WHAT TO DO => Wherever a line in the data below holds "finalizzate", copy that line.

═══

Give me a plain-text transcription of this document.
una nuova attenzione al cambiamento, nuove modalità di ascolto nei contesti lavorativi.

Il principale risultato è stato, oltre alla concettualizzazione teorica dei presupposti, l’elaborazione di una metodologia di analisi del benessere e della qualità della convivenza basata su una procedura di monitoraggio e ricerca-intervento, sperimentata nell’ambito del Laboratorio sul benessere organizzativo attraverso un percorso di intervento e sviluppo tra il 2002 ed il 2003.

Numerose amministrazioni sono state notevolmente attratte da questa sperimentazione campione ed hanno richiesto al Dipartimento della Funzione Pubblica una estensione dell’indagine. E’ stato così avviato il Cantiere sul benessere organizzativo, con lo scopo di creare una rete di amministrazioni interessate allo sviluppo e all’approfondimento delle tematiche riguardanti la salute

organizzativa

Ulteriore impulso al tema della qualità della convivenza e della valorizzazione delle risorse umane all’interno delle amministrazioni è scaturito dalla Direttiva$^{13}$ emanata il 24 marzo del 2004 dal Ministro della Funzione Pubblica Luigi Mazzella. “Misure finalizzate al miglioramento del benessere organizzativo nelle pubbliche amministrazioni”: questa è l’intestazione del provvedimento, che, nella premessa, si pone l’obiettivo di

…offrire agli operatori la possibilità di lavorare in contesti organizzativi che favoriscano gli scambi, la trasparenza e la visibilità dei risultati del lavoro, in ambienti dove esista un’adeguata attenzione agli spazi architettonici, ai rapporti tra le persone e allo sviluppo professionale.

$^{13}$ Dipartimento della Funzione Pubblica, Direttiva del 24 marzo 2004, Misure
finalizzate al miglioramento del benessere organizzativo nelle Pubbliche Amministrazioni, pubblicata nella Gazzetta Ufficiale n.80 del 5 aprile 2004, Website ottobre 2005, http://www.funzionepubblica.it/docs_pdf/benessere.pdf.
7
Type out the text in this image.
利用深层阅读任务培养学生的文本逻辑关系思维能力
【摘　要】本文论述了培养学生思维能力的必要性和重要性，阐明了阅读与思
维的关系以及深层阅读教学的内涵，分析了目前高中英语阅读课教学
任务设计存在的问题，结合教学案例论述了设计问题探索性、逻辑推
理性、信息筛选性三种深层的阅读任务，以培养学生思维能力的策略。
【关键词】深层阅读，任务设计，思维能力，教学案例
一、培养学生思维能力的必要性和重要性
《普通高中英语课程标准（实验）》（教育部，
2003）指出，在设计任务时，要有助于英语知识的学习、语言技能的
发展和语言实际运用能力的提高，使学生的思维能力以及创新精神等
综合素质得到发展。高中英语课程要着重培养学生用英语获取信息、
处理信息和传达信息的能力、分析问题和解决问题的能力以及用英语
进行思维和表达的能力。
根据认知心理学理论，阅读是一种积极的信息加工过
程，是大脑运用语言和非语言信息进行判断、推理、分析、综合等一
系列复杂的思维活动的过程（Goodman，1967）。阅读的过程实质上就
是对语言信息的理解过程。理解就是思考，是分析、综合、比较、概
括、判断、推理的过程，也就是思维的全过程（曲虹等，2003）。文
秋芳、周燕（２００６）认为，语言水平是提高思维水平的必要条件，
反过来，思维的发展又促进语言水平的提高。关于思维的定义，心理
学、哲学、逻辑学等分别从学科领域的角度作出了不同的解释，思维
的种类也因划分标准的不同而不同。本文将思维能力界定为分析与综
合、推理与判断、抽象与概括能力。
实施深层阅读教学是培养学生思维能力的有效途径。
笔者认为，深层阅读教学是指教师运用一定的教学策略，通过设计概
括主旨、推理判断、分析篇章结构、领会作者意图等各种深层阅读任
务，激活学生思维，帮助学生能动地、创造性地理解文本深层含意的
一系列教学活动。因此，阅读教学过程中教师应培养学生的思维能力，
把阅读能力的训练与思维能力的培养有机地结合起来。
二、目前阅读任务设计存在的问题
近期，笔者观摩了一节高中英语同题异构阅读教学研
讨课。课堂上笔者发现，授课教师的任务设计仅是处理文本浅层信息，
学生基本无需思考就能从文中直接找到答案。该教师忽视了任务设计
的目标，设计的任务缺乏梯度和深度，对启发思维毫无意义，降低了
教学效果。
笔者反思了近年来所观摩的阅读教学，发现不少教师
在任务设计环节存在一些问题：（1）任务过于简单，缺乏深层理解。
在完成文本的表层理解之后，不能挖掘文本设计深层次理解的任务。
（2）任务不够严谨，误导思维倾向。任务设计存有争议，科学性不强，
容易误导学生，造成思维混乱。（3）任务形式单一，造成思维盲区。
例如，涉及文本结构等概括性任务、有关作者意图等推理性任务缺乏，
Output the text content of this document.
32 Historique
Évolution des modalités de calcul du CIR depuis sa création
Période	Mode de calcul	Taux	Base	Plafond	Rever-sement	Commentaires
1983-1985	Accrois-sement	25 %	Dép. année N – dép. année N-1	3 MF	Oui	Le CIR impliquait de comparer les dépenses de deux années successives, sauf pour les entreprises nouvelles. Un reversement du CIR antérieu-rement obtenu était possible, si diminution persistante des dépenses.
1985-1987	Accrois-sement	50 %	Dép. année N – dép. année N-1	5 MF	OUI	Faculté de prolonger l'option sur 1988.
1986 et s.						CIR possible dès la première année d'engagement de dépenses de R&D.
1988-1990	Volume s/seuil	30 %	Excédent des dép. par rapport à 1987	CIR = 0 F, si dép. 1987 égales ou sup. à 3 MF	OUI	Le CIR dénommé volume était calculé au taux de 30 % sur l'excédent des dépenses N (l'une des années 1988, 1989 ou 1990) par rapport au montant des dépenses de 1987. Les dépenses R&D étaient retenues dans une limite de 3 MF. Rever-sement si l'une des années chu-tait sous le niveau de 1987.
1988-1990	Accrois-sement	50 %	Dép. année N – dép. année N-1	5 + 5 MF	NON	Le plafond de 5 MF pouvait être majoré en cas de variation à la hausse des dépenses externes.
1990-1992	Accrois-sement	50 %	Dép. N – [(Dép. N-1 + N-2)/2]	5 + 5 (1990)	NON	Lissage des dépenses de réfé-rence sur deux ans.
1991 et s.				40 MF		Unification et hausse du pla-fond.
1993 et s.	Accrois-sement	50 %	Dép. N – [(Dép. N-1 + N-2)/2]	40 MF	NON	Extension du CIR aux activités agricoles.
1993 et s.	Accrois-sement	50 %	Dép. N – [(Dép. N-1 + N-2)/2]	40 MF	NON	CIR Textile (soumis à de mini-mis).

═══

SOLUTION TO THIS PROBLEM =>
Ulteriore impulso al tema della qualità della convivenza e della valorizzazione delle risorse umane all’interno delle amministrazioni è scaturito dalla Direttiva$^{13}$ emanata il 24 marzo del 2004 dal Ministro della Funzione Pubblica Luigi Mazzella. “Misure finalizzate al miglioramento del benessere organizzativo nelle pubbliche amministrazioni”: questa è l’intestazione del provvedimento, che, nella premessa, si pone l’obiettivo di
finalizzate al miglioramento del benessere organizzativo nelle Pubbliche Amministrazioni, pubblicata nella Gazzetta Ufficiale n.80 del 5 aprile 2004, Website ottobre 2005, http://www.funzionepubblica.it/docs_pdf/benessere.pdf.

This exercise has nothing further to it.